### [TASK DESCRIPTION]
A verbatim copy of the records is required, with all pictures left out.

### [GIVEN ENTRIES]
▬▬▬▬▬▬
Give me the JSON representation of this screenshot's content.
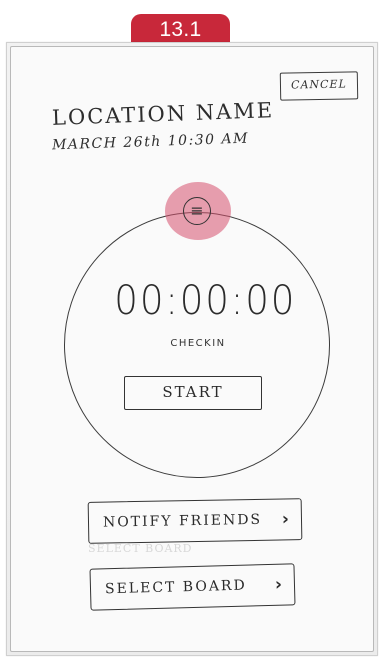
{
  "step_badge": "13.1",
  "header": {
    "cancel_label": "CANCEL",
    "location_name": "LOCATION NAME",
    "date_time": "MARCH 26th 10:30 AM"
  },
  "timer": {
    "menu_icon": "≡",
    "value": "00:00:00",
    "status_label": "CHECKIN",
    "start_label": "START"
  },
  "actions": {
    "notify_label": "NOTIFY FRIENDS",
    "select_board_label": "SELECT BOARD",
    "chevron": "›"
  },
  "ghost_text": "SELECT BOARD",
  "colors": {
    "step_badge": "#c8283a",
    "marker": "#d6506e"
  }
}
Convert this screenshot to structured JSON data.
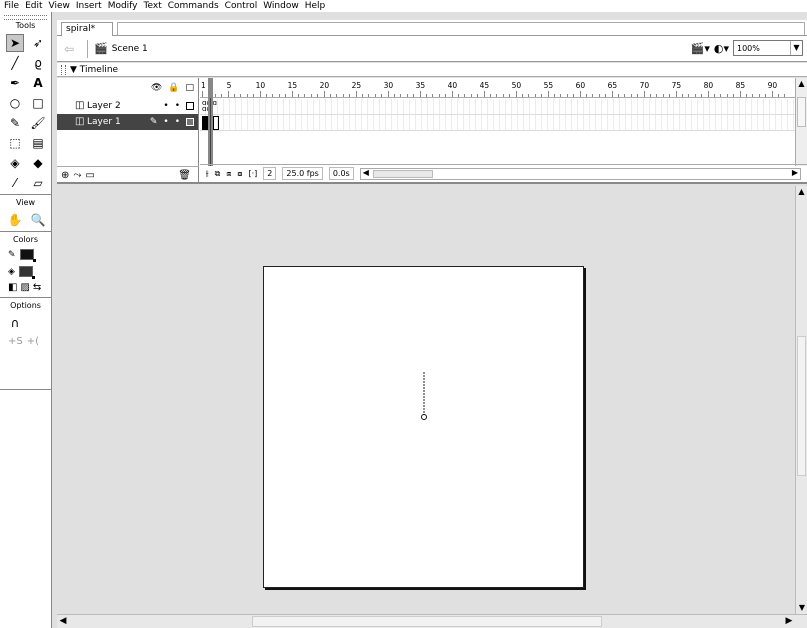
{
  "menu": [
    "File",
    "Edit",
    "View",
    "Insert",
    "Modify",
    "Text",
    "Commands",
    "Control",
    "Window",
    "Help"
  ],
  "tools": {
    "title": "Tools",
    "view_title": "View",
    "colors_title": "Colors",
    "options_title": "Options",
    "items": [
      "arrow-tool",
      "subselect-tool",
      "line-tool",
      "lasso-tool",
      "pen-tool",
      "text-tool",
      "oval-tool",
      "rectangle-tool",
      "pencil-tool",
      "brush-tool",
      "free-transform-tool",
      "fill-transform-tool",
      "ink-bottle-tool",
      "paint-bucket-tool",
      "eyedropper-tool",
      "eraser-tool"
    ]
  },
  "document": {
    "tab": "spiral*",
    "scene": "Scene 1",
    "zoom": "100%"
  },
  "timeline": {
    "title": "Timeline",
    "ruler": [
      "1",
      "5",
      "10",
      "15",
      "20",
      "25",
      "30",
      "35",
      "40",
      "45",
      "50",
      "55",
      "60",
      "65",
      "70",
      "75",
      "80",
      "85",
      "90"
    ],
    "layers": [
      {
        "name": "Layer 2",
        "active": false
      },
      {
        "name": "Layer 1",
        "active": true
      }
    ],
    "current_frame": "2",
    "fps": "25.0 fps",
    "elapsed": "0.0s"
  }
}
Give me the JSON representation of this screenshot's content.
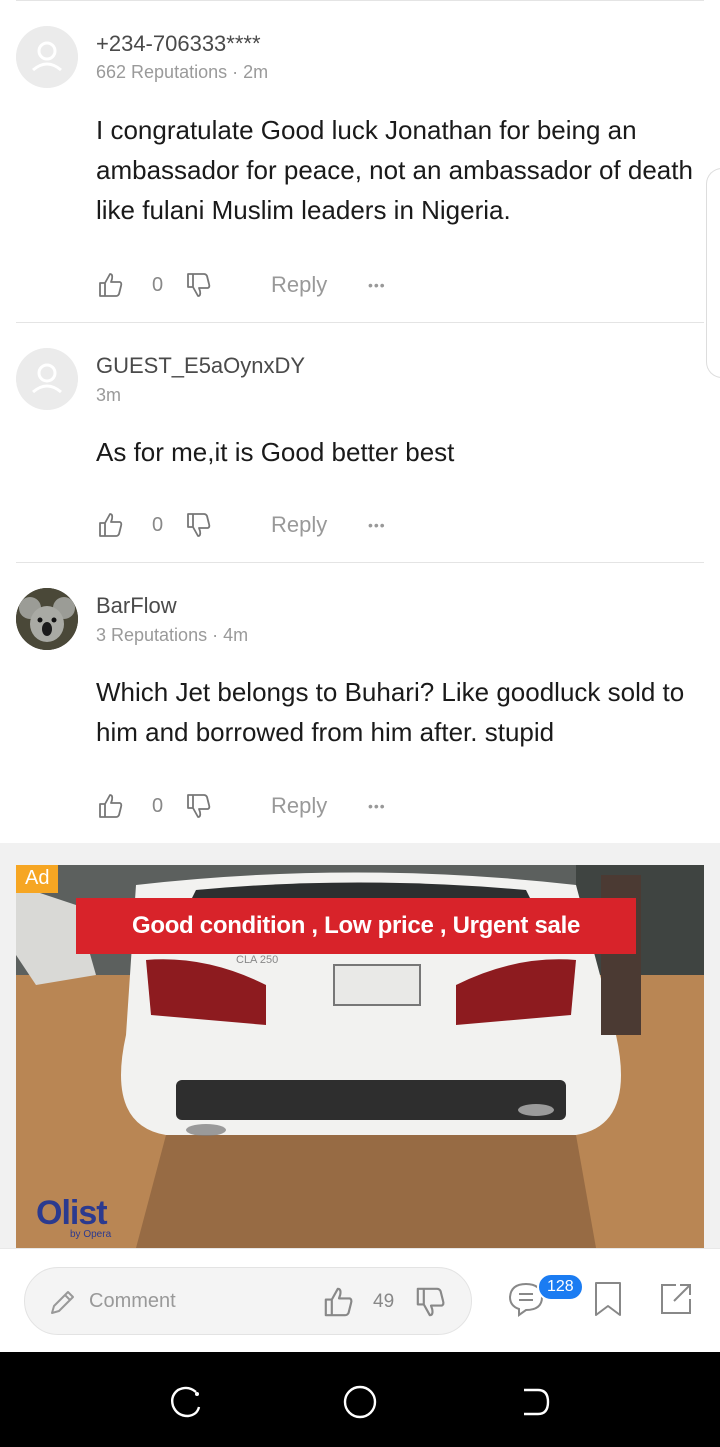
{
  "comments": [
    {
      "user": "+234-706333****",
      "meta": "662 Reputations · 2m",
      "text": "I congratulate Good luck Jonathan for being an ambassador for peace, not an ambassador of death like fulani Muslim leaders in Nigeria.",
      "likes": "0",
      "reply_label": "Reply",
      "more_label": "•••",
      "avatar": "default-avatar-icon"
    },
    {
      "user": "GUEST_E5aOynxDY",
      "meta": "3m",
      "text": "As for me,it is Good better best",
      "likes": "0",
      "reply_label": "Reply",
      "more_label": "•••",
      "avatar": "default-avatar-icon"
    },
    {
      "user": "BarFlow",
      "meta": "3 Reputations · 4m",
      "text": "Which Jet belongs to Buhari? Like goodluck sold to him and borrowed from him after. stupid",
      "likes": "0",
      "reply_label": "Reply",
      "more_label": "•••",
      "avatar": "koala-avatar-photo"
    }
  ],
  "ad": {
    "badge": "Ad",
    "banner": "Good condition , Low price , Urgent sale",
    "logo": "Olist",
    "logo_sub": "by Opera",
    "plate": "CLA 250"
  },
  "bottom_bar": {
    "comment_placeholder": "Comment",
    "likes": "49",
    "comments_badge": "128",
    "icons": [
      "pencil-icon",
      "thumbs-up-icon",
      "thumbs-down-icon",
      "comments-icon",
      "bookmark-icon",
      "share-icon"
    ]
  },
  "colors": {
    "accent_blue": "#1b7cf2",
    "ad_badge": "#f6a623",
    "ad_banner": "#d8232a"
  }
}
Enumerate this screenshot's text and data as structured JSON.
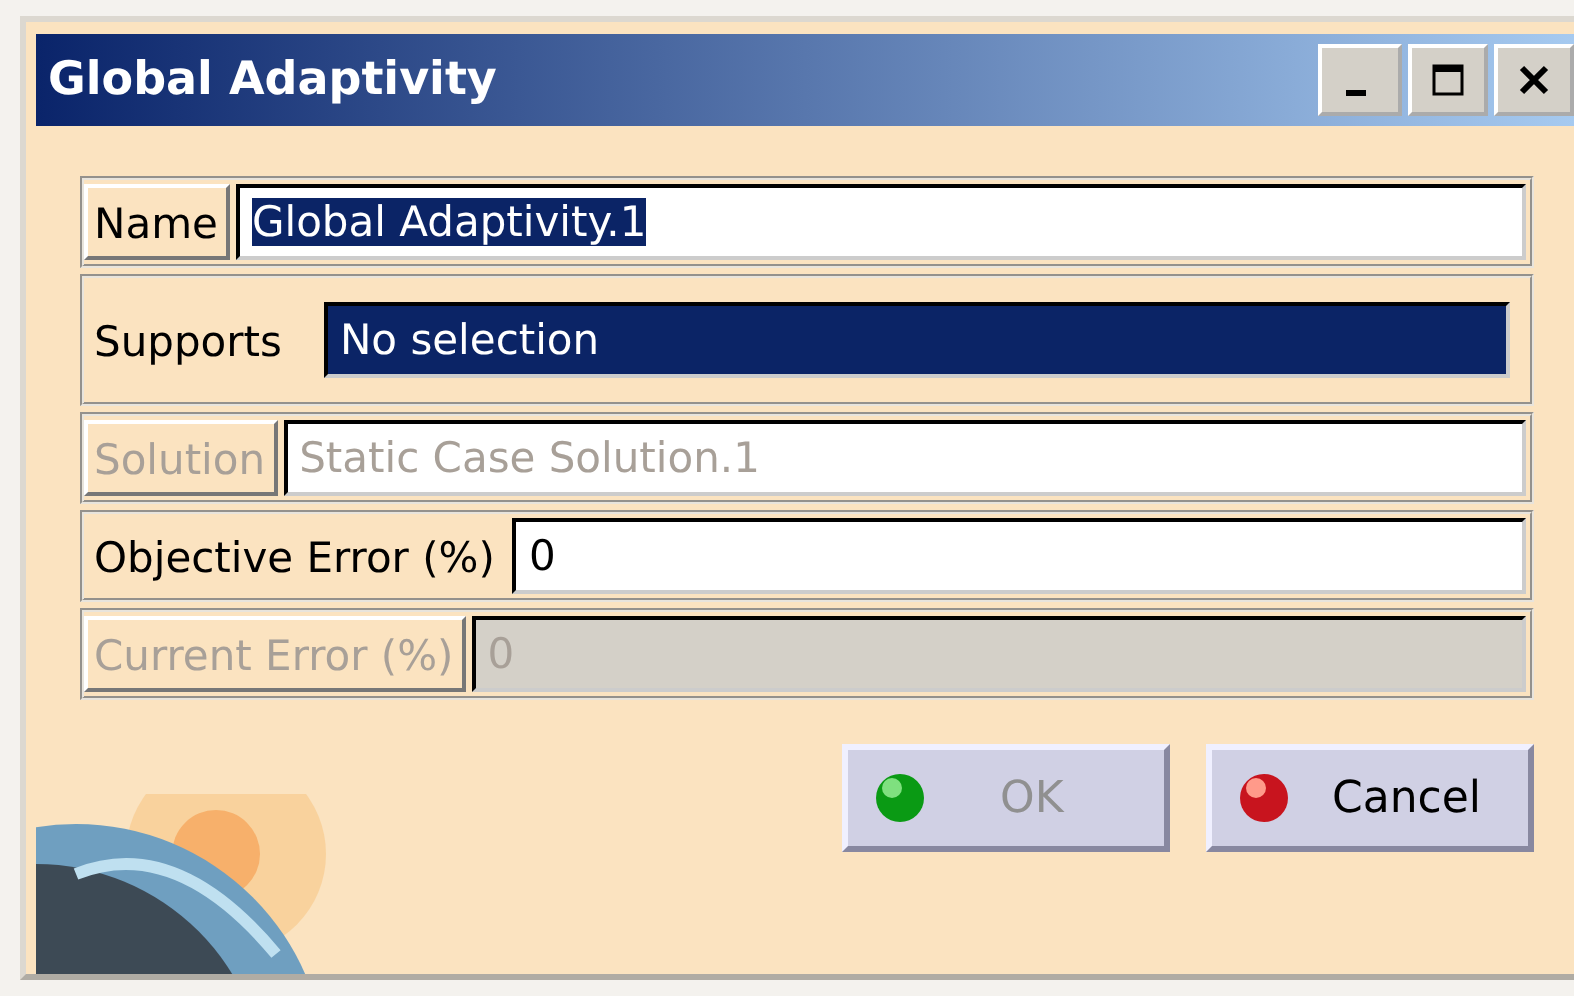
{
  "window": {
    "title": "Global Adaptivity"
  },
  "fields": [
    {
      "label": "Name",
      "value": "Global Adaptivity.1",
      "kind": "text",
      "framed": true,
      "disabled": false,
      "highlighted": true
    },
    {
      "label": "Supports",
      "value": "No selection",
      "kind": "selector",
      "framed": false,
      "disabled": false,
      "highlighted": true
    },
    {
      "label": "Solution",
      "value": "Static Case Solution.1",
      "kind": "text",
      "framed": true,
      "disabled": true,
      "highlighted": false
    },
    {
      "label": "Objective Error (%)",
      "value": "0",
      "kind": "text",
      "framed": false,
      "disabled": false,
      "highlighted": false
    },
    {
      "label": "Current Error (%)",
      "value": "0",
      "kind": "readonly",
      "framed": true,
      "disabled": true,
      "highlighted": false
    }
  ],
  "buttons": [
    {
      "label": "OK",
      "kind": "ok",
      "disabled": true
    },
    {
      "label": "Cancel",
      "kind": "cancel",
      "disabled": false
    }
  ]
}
▬▬▬▬▬▬
### [FULL ANSWER]
Give me the JSON representation of this screenshot's content.
{
  "step_badge": "13.1",
  "header": {
    "cancel_label": "CANCEL",
    "location_name": "LOCATION NAME",
    "date_time": "MARCH 26th 10:30 AM"
  },
  "timer": {
    "menu_icon": "≡",
    "value": "00:00:00",
    "status_label": "CHECKIN",
    "start_label": "START"
  },
  "actions": {
    "notify_label": "NOTIFY FRIENDS",
    "select_board_label": "SELECT BOARD",
    "chevron": "›"
  },
  "ghost_text": "SELECT BOARD",
  "colors": {
    "step_badge": "#c8283a",
    "marker": "#d6506e"
  }
}
Convert this screenshot to structured JSON data.
{
  "menu": [
    "File",
    "Edit",
    "View",
    "Insert",
    "Modify",
    "Text",
    "Commands",
    "Control",
    "Window",
    "Help"
  ],
  "tools": {
    "title": "Tools",
    "view_title": "View",
    "colors_title": "Colors",
    "options_title": "Options",
    "items": [
      "arrow-tool",
      "subselect-tool",
      "line-tool",
      "lasso-tool",
      "pen-tool",
      "text-tool",
      "oval-tool",
      "rectangle-tool",
      "pencil-tool",
      "brush-tool",
      "free-transform-tool",
      "fill-transform-tool",
      "ink-bottle-tool",
      "paint-bucket-tool",
      "eyedropper-tool",
      "eraser-tool"
    ]
  },
  "document": {
    "tab": "spiral*",
    "scene": "Scene 1",
    "zoom": "100%"
  },
  "timeline": {
    "title": "Timeline",
    "ruler": [
      "1",
      "5",
      "10",
      "15",
      "20",
      "25",
      "30",
      "35",
      "40",
      "45",
      "50",
      "55",
      "60",
      "65",
      "70",
      "75",
      "80",
      "85",
      "90"
    ],
    "layers": [
      {
        "name": "Layer 2",
        "active": false
      },
      {
        "name": "Layer 1",
        "active": true
      }
    ],
    "current_frame": "2",
    "fps": "25.0 fps",
    "elapsed": "0.0s"
  }
}
Give me the JSON representation of this screenshot's content.
{
  "comments": [
    {
      "user": "+234-706333****",
      "meta": "662 Reputations · 2m",
      "text": "I congratulate Good luck Jonathan for being an ambassador for peace, not an ambassador of death like fulani Muslim leaders in Nigeria.",
      "likes": "0",
      "reply_label": "Reply",
      "more_label": "•••",
      "avatar": "default-avatar-icon"
    },
    {
      "user": "GUEST_E5aOynxDY",
      "meta": "3m",
      "text": "As for me,it is Good better best",
      "likes": "0",
      "reply_label": "Reply",
      "more_label": "•••",
      "avatar": "default-avatar-icon"
    },
    {
      "user": "BarFlow",
      "meta": "3 Reputations · 4m",
      "text": "Which Jet belongs to Buhari? Like goodluck sold to him and borrowed from him after. stupid",
      "likes": "0",
      "reply_label": "Reply",
      "more_label": "•••",
      "avatar": "koala-avatar-photo"
    }
  ],
  "ad": {
    "badge": "Ad",
    "banner": "Good condition , Low price , Urgent sale",
    "logo": "Olist",
    "logo_sub": "by Opera",
    "plate": "CLA 250"
  },
  "bottom_bar": {
    "comment_placeholder": "Comment",
    "likes": "49",
    "comments_badge": "128",
    "icons": [
      "pencil-icon",
      "thumbs-up-icon",
      "thumbs-down-icon",
      "comments-icon",
      "bookmark-icon",
      "share-icon"
    ]
  },
  "colors": {
    "accent_blue": "#1b7cf2",
    "ad_badge": "#f6a623",
    "ad_banner": "#d8232a"
  }
}
Enumerate this screenshot's text and data as structured JSON.
{
  "window": {
    "title": "Global Adaptivity"
  },
  "fields": [
    {
      "label": "Name",
      "value": "Global Adaptivity.1",
      "kind": "text",
      "framed": true,
      "disabled": false,
      "highlighted": true
    },
    {
      "label": "Supports",
      "value": "No selection",
      "kind": "selector",
      "framed": false,
      "disabled": false,
      "highlighted": true
    },
    {
      "label": "Solution",
      "value": "Static Case Solution.1",
      "kind": "text",
      "framed": true,
      "disabled": true,
      "highlighted": false
    },
    {
      "label": "Objective Error (%)",
      "value": "0",
      "kind": "text",
      "framed": false,
      "disabled": false,
      "highlighted": false
    },
    {
      "label": "Current Error (%)",
      "value": "0",
      "kind": "readonly",
      "framed": true,
      "disabled": true,
      "highlighted": false
    }
  ],
  "buttons": [
    {
      "label": "OK",
      "kind": "ok",
      "disabled": true
    },
    {
      "label": "Cancel",
      "kind": "cancel",
      "disabled": false
    }
  ]
}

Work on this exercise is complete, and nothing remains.